[Reading passage]:
****************************************

Visitors to Cliffe Castle may have noticed a rather striking exhibition on the Bracewell Smith Hall balcony area. Currently on loan to us are a collection of works by Percy Delf Smith from the Percy Smith Foundation. Much of the exhibition focuses on the work inspired by his experiences in World War One, including the compelling ‘Dance of Death’
Peter Delf from the foundation kindly agreed to write a blog post to give an added insight into a fascinating artist. Peter writes:
Percy Smith was a craftsman and very versatile artist, largely self-taught. He was a lecturer in calligraphy and typography, producing illustrations for manuscript books. This led him to produce his own printers’ flowers, printers’ marks, fleurons, initial letters, borders and head and tail pieces. At a one-man exhibition of his in 1922 his work was noticed by Harold Curwen and Curwen Press became a customer, followed by a number of other printers, such as Cape, Kynoch Press and Heinemann.
The 1914 war, in which he served as a gunner on the huge 15” Howitzer gun, led him to undertake a series of etchings but he became deeply engrossed in lettering again directly it ended, because of the widespread demand for war memorials. One of these, the Canadian memorial at Vimy Ridge – engaged him and his studio for nearly four years.
Other buildings in which his inscription work may be found would necessitate a long list, but internal signage for the BBC at Broadcasting House, the Royal Institute of British Architects headquarters, the National Museum of Wales, the Courts of Justice at Allahabad, as well as buildings in Canada and the USA should be mentioned. He wrote several excellent handbooks on lettering. He also created an illuminated edition of the Hippocratic Oath for the Institute of British Dentistry.

****************************************

[Given records]:

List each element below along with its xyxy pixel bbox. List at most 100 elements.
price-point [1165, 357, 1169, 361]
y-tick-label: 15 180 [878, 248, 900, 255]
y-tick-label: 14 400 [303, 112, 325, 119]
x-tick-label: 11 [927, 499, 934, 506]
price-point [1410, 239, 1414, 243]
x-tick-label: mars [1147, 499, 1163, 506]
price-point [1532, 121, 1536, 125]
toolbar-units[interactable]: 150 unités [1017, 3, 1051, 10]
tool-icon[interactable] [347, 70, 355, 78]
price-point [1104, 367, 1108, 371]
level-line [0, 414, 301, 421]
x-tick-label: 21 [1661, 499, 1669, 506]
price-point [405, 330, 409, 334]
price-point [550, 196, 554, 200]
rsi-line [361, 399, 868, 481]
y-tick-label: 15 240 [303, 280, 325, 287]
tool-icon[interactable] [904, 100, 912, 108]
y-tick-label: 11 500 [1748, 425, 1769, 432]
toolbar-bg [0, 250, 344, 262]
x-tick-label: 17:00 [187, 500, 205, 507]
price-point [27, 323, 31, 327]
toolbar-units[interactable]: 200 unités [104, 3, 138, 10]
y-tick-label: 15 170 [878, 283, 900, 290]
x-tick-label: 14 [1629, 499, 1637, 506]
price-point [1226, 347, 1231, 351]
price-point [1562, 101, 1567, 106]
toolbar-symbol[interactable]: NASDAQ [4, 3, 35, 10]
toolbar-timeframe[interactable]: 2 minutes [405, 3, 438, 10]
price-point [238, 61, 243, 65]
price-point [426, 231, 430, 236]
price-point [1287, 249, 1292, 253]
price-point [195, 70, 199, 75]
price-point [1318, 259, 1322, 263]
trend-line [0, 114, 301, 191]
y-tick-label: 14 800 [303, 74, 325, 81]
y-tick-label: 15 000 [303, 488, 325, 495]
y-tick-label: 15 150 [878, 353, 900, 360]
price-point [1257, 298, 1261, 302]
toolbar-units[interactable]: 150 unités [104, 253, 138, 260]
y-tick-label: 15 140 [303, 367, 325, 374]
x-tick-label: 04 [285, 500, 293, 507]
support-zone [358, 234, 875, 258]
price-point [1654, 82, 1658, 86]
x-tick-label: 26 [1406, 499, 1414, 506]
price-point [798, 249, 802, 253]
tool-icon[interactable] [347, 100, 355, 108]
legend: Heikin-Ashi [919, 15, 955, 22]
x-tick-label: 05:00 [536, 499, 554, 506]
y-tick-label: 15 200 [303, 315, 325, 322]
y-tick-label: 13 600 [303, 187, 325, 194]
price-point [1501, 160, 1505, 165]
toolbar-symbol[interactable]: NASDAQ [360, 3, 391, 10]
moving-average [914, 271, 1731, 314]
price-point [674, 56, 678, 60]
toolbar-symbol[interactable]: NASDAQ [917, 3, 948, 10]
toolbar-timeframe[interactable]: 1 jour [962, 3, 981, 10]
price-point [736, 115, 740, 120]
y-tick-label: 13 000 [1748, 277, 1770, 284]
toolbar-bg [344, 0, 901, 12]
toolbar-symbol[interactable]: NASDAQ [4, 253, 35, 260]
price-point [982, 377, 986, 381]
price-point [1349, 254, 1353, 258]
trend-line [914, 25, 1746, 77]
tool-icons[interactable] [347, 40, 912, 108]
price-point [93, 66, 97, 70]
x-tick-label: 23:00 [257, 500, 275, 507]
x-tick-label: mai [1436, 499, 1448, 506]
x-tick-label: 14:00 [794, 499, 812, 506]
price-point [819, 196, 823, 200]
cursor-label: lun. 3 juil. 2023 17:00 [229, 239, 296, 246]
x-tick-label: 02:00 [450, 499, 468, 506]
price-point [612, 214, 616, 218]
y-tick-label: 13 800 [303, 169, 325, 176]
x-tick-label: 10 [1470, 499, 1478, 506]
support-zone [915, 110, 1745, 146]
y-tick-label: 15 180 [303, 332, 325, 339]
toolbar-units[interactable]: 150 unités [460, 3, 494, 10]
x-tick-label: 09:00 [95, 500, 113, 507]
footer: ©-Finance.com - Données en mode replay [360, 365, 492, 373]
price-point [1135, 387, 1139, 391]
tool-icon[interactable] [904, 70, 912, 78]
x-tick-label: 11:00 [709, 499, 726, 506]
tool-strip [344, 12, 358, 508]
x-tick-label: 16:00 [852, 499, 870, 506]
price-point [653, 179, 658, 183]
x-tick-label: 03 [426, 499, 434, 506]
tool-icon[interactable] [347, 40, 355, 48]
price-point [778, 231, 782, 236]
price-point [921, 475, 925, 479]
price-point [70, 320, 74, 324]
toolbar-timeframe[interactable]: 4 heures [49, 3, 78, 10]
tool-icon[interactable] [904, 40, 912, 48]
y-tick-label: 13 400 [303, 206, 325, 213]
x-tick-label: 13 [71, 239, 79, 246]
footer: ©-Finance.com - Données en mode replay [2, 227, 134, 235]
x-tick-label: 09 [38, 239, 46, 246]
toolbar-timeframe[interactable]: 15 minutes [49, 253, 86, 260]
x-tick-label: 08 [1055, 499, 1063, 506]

****************************************

[Exercise details]:
Using the text on Percy Delf Smith, answer these questions:
1. Whose attention did his work catch at his 1922 one-man exhibition?
2. What gun did he serve on as a gunner in the 1914 war?
3. For which institute did he create an illuminated edition of the Hippocratic Oath?

[Final result]:
1. Harold Curwen
2. The huge 15” Howitzer gun
3. The Institute of British Dentistry